INSTRUCTIONS TO FOLLOW: Look through the listing and locate every line containing the word "Cornell"; copy those lines.

TASK INPUT:

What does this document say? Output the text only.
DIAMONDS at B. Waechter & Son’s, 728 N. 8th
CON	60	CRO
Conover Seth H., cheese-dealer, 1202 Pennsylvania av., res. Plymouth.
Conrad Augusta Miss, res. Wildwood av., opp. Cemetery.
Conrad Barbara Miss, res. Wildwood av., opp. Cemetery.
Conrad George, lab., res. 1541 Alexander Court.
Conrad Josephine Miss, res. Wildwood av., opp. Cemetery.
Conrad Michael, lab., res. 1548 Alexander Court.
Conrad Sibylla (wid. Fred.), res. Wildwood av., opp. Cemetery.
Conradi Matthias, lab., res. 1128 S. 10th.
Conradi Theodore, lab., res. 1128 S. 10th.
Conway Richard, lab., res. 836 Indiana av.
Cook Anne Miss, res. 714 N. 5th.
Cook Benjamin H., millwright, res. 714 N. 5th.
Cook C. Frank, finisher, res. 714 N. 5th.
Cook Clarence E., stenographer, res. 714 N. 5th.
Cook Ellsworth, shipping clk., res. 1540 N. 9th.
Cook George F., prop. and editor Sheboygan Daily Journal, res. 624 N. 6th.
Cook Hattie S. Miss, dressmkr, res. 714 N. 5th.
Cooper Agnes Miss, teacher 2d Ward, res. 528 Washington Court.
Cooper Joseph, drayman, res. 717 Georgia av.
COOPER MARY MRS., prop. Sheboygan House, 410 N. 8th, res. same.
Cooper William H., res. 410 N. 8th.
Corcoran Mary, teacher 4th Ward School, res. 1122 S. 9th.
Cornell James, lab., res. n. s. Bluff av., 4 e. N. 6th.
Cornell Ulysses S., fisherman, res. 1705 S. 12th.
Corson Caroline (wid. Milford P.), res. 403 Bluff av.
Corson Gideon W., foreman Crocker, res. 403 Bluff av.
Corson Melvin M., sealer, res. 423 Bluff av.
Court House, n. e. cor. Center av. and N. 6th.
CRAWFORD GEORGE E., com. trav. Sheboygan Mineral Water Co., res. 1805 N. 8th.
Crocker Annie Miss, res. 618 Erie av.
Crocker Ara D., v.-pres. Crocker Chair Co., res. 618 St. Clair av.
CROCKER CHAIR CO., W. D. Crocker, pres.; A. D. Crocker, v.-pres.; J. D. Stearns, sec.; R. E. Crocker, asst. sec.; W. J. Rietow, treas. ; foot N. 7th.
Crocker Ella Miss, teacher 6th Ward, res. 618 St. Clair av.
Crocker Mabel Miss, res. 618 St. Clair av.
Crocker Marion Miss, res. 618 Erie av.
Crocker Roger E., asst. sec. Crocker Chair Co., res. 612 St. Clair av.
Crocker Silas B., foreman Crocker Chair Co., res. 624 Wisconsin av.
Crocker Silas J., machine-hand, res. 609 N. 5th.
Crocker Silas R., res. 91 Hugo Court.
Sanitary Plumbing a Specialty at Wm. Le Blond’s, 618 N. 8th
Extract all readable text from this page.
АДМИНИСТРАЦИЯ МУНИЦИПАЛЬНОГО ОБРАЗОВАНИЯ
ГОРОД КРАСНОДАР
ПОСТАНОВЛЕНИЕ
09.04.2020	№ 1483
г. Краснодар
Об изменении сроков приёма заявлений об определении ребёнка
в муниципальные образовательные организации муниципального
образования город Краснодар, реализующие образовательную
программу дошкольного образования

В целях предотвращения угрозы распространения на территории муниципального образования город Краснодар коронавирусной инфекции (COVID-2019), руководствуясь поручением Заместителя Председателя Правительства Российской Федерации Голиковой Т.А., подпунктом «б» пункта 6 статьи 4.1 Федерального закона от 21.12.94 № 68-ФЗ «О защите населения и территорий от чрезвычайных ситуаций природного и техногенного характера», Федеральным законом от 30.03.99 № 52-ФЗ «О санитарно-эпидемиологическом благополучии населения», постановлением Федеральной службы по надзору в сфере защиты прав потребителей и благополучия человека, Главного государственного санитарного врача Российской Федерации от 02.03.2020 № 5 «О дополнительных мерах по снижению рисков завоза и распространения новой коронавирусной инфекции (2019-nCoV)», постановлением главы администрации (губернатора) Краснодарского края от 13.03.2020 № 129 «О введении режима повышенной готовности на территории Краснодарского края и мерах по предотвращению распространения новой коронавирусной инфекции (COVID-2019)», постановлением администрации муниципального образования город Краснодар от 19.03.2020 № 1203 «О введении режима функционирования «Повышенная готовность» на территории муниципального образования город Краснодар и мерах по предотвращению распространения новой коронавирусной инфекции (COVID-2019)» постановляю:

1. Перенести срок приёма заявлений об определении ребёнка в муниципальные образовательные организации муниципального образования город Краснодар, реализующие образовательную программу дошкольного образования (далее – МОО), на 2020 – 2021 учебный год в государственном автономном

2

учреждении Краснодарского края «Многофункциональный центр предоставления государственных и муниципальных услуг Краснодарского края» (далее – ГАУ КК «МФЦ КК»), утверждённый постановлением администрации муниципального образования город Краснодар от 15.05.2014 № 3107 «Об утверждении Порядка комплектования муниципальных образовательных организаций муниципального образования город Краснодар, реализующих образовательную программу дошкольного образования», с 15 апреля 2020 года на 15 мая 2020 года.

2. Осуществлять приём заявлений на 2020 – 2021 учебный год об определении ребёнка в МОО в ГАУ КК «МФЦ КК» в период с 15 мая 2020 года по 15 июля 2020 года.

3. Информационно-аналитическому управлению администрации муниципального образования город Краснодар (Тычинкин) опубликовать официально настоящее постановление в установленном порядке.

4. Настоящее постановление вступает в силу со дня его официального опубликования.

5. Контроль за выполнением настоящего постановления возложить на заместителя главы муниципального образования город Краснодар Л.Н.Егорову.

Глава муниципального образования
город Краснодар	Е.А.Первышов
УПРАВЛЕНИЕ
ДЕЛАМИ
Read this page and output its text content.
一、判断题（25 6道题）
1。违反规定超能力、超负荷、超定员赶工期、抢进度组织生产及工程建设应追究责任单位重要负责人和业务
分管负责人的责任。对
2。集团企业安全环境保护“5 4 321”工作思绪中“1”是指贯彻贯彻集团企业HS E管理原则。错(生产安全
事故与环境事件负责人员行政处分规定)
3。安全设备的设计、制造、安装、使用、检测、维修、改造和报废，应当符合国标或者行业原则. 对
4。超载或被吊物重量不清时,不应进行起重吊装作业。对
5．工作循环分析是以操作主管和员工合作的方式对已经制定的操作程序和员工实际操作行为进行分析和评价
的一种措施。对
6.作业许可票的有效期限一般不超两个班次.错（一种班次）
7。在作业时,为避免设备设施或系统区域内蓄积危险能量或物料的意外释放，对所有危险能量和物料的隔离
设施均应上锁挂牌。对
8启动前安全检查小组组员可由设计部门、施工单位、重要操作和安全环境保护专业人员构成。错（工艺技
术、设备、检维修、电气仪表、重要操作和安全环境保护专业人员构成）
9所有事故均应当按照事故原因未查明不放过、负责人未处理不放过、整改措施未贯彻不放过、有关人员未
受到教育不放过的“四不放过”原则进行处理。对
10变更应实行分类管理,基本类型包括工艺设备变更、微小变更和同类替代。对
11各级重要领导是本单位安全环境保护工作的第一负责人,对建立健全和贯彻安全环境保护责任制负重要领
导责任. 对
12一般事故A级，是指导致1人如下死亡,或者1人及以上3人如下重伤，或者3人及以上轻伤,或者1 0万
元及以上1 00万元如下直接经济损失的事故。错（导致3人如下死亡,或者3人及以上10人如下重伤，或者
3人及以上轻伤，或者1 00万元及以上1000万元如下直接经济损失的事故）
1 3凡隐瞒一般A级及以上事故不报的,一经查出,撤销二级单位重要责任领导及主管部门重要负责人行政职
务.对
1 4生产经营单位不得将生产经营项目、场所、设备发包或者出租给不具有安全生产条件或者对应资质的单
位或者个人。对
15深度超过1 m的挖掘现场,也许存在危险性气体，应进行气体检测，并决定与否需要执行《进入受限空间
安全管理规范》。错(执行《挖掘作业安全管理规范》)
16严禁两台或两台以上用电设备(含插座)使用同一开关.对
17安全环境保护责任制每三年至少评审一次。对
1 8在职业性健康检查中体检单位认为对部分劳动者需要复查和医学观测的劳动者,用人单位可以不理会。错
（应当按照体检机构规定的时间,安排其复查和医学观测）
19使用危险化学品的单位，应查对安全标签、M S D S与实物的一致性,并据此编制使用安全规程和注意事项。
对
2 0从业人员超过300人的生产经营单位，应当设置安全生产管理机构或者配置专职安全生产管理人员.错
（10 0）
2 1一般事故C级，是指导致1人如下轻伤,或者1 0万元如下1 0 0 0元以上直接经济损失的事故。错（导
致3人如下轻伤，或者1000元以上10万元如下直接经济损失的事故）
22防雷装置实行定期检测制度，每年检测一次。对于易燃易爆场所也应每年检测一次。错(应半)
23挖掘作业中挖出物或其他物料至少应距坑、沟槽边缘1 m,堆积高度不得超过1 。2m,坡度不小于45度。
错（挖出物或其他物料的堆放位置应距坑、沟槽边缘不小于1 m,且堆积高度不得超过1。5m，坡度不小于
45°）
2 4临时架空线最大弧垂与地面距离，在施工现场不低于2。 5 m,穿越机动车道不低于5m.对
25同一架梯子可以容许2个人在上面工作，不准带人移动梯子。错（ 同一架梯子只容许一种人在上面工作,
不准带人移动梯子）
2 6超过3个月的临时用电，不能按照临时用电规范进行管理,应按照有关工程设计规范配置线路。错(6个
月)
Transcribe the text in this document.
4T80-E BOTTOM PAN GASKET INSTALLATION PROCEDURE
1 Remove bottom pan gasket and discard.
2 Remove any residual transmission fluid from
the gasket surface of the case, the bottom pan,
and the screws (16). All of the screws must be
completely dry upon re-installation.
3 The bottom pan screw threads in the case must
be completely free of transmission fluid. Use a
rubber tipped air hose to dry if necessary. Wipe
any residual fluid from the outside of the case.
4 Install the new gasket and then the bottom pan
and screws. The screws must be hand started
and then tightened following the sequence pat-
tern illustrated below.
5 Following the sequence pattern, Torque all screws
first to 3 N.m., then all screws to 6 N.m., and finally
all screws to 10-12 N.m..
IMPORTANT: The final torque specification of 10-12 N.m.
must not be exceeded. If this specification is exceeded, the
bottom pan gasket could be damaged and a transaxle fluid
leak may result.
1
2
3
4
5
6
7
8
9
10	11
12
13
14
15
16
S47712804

EXERCISE RESPONSE:
Cornell James, lab., res. n. s. Bluff av., 4 e. N. 6th.
Cornell Ulysses S., fisherman, res. 1705 S. 12th.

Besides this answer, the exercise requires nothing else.